┌─ INPUT DATA
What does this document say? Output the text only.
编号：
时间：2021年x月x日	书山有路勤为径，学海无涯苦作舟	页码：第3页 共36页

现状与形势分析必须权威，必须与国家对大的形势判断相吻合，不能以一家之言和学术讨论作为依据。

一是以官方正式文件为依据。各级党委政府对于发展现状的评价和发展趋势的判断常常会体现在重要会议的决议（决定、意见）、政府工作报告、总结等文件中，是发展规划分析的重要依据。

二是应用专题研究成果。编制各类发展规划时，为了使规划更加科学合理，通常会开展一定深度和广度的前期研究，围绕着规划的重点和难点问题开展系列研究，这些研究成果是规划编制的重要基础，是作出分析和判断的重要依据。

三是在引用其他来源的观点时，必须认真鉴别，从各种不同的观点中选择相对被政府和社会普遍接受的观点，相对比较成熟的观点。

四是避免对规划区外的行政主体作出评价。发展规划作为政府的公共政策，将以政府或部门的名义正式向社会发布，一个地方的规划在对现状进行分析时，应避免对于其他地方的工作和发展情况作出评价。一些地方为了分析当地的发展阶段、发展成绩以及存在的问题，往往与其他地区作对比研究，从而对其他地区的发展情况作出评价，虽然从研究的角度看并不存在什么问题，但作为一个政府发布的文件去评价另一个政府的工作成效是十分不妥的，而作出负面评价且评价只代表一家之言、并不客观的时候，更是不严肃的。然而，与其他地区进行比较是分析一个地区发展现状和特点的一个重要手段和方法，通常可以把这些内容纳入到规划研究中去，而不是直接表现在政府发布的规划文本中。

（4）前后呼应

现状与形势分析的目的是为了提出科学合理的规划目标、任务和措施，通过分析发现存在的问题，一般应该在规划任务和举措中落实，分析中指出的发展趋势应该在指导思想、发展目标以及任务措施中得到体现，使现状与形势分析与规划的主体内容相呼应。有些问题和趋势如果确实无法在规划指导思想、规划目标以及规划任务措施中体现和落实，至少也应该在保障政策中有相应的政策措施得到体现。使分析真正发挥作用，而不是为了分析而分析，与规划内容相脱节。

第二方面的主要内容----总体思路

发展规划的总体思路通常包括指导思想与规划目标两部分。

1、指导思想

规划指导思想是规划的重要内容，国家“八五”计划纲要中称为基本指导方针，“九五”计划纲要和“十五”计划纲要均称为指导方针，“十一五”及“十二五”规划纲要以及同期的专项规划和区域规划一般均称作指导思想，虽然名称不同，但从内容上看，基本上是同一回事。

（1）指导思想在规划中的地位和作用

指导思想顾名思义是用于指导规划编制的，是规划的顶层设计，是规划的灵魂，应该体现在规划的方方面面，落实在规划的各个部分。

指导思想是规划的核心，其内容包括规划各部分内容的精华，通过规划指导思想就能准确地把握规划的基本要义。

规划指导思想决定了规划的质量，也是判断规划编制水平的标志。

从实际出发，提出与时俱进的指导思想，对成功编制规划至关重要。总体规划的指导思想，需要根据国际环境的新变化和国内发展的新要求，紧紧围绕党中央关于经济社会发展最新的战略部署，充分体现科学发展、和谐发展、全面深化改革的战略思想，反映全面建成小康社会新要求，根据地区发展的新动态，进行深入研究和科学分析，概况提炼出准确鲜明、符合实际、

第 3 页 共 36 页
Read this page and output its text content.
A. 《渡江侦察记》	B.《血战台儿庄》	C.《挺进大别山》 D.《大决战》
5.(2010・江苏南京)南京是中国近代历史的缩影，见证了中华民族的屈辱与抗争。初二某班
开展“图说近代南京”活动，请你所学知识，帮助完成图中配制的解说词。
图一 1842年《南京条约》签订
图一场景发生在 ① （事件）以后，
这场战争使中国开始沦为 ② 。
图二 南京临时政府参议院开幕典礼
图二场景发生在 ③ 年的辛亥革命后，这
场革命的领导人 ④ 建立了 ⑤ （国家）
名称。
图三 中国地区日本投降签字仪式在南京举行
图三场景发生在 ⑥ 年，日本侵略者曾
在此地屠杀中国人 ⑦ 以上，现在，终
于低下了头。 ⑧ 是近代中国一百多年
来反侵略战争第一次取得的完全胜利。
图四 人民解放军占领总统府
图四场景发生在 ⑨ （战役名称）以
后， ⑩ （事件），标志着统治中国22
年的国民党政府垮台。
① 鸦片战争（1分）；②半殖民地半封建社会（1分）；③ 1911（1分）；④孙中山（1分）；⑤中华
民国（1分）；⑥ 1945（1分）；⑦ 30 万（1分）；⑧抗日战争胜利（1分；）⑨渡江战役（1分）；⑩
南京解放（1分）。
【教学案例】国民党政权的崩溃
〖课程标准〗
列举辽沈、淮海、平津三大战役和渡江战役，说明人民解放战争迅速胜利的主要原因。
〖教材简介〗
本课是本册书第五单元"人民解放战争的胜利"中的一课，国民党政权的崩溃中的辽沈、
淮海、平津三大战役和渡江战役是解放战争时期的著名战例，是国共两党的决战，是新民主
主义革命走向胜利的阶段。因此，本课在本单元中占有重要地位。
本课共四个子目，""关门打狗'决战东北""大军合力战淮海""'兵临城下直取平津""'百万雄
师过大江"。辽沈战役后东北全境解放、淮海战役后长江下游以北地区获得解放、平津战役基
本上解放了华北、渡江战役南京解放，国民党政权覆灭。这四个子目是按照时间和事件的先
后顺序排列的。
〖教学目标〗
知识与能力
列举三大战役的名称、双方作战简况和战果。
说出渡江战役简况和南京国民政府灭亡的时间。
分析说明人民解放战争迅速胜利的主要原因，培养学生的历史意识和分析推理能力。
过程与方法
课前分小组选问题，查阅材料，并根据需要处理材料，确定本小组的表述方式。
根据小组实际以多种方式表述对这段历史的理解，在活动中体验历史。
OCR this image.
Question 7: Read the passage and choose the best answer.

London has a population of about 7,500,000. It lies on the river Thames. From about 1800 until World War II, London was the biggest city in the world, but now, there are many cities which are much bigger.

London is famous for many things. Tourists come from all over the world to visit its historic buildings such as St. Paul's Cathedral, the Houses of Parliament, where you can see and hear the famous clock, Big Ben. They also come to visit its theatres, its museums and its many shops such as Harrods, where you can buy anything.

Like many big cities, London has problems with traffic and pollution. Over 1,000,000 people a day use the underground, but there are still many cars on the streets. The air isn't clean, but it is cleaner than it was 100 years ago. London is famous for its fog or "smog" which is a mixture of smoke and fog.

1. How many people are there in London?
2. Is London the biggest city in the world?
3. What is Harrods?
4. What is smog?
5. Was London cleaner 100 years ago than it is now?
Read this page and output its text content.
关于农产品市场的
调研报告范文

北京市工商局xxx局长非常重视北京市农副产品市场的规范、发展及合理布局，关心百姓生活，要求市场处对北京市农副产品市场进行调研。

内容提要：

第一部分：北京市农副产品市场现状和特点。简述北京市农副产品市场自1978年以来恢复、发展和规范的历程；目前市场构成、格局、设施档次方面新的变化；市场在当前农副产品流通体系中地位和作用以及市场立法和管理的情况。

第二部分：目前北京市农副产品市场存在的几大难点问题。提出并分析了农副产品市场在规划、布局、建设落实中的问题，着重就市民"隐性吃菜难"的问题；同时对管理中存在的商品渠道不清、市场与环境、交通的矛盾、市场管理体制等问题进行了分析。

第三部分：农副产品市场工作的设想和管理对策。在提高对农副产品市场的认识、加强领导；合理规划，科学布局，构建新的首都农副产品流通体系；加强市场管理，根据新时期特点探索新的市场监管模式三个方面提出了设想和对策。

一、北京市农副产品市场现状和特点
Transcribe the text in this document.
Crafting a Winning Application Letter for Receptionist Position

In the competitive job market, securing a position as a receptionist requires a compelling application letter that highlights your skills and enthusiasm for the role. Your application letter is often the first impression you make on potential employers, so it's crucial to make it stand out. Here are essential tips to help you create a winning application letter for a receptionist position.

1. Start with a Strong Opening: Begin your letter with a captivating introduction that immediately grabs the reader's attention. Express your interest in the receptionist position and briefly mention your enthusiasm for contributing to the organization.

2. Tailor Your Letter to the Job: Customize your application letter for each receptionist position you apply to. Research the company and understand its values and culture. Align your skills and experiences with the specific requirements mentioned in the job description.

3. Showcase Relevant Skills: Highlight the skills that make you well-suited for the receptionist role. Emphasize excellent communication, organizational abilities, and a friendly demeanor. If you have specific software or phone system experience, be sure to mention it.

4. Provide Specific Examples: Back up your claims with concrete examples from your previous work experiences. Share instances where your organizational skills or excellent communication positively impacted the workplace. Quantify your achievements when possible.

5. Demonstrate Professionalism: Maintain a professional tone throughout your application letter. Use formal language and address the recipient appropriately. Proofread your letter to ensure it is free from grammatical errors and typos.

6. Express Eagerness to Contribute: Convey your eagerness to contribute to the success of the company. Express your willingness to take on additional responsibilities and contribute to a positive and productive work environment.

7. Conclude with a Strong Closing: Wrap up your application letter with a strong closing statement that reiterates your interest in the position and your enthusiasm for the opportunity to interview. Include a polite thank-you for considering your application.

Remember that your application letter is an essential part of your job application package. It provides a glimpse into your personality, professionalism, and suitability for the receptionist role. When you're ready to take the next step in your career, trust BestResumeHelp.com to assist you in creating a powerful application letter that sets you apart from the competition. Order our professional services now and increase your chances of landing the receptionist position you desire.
└─
● WHAT THE EXERCISE ASKS
Filter for "with". Return all lines that hold it.

● RESPONSE TO THE TASK
Like many big cities, London has problems with traffic and pollution. Over 1,000,000 people a day use the underground, but there are still many cars on the streets. The air isn't clean, but it is cleaner than it was 100 years ago. London is famous for its fog or "smog" which is a mixture of smoke and fog.
1. Start with a Strong Opening: Begin your letter with a captivating introduction that immediately grabs the reader's attention. Express your interest in the receptionist position and briefly mention your enthusiasm for contributing to the organization.
2. Tailor Your Letter to the Job: Customize your application letter for each receptionist position you apply to. Research the company and understand its values and culture. Align your skills and experiences with the specific requirements mentioned in the job description.
4. Provide Specific Examples: Back up your claims with concrete examples from your previous work experiences. Share instances where your organizational skills or excellent communication positively impacted the workplace. Quantify your achievements when possible.
7. Conclude with a Strong Closing: Wrap up your application letter with a strong closing statement that reiterates your interest in the position and your enthusiasm for the opportunity to interview. Include a polite thank-you for considering your application.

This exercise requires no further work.